BEGIN Excerpted records

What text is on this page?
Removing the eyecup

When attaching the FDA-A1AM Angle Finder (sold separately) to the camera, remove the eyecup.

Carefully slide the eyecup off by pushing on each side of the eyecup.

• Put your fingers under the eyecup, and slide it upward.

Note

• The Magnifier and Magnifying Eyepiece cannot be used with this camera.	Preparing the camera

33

END Excerpted records

* **Task statement**
Repeat the preceding lines exactly, please, every one of them.

* **Response to the exercise**
What text is on this page?
Removing the eyecup

When attaching the FDA-A1AM Angle Finder (sold separately) to the camera, remove the eyecup.

Carefully slide the eyecup off by pushing on each side of the eyecup.

• Put your fingers under the eyecup, and slide it upward.

Note

• The Magnifier and Magnifying Eyepiece cannot be used with this camera.	Preparing the camera

33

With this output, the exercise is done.